Print out the material that follows word for word.
* BEGIN Items *
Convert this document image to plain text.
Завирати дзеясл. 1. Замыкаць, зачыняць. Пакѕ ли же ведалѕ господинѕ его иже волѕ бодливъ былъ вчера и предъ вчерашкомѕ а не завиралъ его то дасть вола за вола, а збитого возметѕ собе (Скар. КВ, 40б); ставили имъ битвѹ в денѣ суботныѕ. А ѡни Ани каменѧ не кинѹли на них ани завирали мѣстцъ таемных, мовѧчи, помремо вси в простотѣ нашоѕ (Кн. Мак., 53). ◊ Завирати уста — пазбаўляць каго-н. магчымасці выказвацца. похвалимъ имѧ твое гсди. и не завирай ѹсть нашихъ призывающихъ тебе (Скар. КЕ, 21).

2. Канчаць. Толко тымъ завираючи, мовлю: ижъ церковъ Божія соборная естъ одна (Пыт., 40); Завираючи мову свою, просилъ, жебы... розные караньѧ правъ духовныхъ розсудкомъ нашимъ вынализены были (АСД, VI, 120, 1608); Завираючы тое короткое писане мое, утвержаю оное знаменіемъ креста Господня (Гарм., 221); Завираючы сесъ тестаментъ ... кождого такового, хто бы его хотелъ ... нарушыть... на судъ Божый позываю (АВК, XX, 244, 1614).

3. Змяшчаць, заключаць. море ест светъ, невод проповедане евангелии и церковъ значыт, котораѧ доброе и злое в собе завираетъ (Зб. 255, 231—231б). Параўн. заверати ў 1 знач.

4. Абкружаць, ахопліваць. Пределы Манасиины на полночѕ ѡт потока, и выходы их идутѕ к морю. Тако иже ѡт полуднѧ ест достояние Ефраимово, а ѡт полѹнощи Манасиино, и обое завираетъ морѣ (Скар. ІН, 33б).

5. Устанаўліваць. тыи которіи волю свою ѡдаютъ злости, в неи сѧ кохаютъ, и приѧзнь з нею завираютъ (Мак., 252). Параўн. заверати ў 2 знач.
* END Items *
--- Problem solution ---
Convert this document image to plain text.
Завирати дзеясл. 1. Замыкаць, зачыняць. Пакѕ ли же ведалѕ господинѕ его иже волѕ бодливъ былъ вчера и предъ вчерашкомѕ а не завиралъ его то дасть вола за вола, а збитого возметѕ собе (Скар. КВ, 40б); ставили имъ битвѹ в денѣ суботныѕ. А ѡни Ани каменѧ не кинѹли на них ани завирали мѣстцъ таемных, мовѧчи, помремо вси в простотѣ нашоѕ (Кн. Мак., 53). ◊ Завирати уста — пазбаўляць каго-н. магчымасці выказвацца. похвалимъ имѧ твое гсди. и не завирай ѹсть нашихъ призывающихъ тебе (Скар. КЕ, 21).

2. Канчаць. Толко тымъ завираючи, мовлю: ижъ церковъ Божія соборная естъ одна (Пыт., 40); Завираючи мову свою, просилъ, жебы... розные караньѧ правъ духовныхъ розсудкомъ нашимъ вынализены были (АСД, VI, 120, 1608); Завираючы тое короткое писане мое, утвержаю оное знаменіемъ креста Господня (Гарм., 221); Завираючы сесъ тестаментъ ... кождого такового, хто бы его хотелъ ... нарушыть... на судъ Божый позываю (АВК, XX, 244, 1614).

3. Змяшчаць, заключаць. море ест светъ, невод проповедане евангелии и церковъ значыт, котораѧ доброе и злое в собе завираетъ (Зб. 255, 231—231б). Параўн. заверати ў 1 знач.

4. Абкружаць, ахопліваць. Пределы Манасиины на полночѕ ѡт потока, и выходы их идутѕ к морю. Тако иже ѡт полуднѧ ест достояние Ефраимово, а ѡт полѹнощи Манасиино, и обое завираетъ морѣ (Скар. ІН, 33б).

5. Устанаўліваць. тыи которіи волю свою ѡдаютъ злости, в неи сѧ кохаютъ, и приѧзнь з нею завираютъ (Мак., 252). Параўн. заверати ў 2 знач.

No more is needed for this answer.